Records from a dataset:
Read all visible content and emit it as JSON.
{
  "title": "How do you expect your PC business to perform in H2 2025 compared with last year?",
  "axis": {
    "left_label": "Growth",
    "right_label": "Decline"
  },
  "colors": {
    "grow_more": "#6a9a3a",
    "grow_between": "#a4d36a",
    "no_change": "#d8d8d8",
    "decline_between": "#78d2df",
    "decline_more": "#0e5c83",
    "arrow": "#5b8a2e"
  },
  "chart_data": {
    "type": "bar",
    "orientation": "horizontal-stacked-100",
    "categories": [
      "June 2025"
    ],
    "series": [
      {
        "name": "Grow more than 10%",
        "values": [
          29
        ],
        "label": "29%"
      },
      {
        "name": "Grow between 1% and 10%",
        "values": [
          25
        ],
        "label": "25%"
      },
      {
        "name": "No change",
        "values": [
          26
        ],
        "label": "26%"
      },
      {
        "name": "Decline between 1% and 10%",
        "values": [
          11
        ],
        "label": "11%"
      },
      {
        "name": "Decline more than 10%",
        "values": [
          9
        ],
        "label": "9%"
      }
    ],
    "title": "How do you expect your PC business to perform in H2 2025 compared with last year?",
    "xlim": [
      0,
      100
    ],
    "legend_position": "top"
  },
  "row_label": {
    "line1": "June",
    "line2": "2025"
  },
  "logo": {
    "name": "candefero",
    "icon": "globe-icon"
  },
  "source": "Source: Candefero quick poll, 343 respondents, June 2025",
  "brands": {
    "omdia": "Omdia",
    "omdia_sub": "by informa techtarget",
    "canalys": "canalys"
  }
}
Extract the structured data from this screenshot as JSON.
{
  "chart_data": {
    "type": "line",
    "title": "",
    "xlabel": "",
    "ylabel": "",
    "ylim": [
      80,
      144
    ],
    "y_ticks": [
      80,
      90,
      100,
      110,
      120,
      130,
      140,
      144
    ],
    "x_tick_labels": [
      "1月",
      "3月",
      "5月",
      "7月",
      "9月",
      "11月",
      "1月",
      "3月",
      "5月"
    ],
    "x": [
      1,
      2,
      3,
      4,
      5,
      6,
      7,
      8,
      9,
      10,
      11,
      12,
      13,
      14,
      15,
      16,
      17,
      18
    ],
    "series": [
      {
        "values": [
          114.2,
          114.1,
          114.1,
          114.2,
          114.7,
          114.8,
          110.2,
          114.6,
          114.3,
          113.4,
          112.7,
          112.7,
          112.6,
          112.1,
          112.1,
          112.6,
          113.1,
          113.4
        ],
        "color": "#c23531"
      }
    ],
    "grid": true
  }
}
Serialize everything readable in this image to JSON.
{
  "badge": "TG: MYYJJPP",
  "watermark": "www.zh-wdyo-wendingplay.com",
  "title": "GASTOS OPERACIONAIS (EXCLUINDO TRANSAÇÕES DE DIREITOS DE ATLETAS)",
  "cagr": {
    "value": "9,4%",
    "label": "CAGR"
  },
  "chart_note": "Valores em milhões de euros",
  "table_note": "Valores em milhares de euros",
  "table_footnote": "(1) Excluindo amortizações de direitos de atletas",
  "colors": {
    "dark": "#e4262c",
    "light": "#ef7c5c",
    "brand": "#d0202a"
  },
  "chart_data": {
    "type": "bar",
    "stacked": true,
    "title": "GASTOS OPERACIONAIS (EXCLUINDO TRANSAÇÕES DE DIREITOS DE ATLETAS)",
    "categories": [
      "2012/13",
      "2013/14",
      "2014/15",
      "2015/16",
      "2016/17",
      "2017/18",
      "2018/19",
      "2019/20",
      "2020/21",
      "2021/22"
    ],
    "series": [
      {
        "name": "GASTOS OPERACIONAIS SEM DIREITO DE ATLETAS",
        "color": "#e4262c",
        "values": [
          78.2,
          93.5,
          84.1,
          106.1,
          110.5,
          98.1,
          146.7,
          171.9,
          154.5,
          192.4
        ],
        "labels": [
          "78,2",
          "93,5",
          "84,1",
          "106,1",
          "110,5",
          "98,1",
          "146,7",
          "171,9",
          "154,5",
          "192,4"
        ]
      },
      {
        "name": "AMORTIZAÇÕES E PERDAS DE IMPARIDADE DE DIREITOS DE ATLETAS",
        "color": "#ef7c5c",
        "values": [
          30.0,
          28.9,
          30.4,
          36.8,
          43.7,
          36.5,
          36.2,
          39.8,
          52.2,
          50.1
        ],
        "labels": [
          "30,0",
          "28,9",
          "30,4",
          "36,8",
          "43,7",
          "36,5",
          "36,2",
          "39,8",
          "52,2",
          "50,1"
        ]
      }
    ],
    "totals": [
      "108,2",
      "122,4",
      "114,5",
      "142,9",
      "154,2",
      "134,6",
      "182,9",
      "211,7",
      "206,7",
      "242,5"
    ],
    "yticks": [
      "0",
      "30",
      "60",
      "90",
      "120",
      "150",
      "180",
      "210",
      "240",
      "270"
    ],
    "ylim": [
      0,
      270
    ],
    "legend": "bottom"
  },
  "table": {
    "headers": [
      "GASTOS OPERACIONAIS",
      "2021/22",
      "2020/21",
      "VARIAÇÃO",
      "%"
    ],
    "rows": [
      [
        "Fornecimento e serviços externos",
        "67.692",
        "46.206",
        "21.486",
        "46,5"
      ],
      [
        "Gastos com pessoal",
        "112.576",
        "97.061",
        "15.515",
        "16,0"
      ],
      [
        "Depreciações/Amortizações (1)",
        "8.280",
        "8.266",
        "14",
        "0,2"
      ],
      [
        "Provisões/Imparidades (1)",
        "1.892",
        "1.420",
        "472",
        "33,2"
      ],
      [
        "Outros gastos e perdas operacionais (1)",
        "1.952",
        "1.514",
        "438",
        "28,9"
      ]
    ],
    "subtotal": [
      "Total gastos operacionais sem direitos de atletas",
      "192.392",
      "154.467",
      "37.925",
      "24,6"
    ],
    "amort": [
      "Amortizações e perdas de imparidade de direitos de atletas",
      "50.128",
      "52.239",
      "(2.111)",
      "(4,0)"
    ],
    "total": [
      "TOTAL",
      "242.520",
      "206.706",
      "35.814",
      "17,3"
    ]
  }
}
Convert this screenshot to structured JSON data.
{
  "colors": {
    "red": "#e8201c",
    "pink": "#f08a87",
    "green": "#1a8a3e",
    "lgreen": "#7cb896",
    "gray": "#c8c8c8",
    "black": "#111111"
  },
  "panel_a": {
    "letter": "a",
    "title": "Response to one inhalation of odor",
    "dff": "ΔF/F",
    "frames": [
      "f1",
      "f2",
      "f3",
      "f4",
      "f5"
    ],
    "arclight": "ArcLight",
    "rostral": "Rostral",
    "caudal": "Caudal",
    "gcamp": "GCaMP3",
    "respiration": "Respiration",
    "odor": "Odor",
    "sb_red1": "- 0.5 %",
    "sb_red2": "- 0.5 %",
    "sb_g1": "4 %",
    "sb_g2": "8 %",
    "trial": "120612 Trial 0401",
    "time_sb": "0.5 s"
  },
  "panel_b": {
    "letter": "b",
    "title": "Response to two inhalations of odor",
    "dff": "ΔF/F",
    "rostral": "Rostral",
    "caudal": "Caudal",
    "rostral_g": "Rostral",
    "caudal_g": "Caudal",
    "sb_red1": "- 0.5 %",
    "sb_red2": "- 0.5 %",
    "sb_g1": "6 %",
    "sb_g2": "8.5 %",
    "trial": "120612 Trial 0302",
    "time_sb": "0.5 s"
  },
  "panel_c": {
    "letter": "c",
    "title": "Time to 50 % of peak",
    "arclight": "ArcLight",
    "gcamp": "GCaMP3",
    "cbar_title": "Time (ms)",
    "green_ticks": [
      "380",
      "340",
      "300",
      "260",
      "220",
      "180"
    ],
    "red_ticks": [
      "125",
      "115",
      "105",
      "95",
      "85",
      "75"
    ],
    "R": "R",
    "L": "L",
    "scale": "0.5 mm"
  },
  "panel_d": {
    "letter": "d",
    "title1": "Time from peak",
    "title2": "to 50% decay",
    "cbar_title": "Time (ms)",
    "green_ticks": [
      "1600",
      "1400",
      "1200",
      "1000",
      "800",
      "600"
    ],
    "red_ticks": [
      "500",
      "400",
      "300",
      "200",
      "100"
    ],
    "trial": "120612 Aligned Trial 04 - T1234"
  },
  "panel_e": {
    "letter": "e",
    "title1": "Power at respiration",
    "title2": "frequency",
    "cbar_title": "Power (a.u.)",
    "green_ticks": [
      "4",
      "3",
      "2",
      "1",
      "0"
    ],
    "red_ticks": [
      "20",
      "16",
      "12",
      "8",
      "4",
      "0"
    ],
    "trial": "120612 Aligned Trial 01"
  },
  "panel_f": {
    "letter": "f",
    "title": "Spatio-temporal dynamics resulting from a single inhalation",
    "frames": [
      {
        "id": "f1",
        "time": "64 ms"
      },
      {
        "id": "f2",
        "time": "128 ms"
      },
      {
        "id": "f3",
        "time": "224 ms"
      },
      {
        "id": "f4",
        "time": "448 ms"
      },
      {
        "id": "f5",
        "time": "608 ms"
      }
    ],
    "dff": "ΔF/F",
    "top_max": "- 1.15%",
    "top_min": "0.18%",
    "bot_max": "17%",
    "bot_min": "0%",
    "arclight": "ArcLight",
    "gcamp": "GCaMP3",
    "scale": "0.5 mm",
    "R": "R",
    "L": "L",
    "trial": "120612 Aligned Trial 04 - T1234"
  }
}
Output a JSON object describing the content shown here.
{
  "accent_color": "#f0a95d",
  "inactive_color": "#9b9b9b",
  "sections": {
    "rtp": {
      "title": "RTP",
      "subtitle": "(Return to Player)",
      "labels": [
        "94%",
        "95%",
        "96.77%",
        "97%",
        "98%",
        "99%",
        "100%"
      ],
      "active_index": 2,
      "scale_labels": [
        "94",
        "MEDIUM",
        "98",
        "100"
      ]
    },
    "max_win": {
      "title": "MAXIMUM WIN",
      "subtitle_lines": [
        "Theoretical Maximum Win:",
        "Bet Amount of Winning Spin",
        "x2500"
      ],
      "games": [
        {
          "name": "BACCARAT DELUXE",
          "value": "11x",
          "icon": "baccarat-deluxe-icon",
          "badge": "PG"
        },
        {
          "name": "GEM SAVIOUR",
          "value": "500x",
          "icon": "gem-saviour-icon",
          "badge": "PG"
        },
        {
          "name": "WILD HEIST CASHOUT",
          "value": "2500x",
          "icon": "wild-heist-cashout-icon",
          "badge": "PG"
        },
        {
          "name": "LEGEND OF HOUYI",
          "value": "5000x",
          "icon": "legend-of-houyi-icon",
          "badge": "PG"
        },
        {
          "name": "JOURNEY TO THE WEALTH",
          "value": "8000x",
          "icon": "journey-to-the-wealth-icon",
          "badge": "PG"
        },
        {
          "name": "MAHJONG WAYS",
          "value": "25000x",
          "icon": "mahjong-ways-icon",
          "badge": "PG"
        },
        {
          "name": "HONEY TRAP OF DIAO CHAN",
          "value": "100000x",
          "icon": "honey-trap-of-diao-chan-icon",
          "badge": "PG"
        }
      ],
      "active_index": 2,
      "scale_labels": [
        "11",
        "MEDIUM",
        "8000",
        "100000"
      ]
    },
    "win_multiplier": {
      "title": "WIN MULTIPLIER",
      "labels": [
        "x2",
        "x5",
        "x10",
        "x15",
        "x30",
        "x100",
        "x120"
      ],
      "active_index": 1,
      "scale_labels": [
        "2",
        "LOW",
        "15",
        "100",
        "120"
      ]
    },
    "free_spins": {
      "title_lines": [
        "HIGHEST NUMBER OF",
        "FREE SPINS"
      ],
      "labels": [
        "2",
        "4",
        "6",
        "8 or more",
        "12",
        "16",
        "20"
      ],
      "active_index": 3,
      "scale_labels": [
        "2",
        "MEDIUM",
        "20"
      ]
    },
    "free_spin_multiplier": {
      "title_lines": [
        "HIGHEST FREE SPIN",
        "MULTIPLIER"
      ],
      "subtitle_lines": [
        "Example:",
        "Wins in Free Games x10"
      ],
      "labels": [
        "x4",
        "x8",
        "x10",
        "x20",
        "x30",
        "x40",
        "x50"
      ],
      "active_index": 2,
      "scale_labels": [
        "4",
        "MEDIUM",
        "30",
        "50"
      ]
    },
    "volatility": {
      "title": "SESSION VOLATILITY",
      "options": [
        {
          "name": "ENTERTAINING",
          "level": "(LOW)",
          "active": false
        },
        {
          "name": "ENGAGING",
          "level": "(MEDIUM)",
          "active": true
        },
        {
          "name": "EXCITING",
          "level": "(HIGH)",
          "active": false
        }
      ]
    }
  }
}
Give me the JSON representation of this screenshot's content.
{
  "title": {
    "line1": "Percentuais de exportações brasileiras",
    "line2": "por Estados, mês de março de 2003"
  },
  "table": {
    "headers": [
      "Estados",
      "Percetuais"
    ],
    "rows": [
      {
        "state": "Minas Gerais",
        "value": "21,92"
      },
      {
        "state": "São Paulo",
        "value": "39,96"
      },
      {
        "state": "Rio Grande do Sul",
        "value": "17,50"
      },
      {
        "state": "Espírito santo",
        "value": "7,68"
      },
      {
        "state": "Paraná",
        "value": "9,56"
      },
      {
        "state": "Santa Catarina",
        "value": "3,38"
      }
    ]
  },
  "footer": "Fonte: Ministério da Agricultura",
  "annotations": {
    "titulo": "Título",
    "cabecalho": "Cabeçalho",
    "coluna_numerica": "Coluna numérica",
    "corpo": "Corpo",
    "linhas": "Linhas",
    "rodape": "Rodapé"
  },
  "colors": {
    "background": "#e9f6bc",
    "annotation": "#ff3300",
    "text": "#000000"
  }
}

◆ **Stated goal**
List every line above that holds the word "JSON".

◆ **Solution**
Read all visible content and emit it as JSON.
Extract the structured data from this screenshot as JSON.
Serialize everything readable in this image to JSON.
Convert this screenshot to structured JSON data.
Output a JSON object describing the content shown here.
Give me the JSON representation of this screenshot's content.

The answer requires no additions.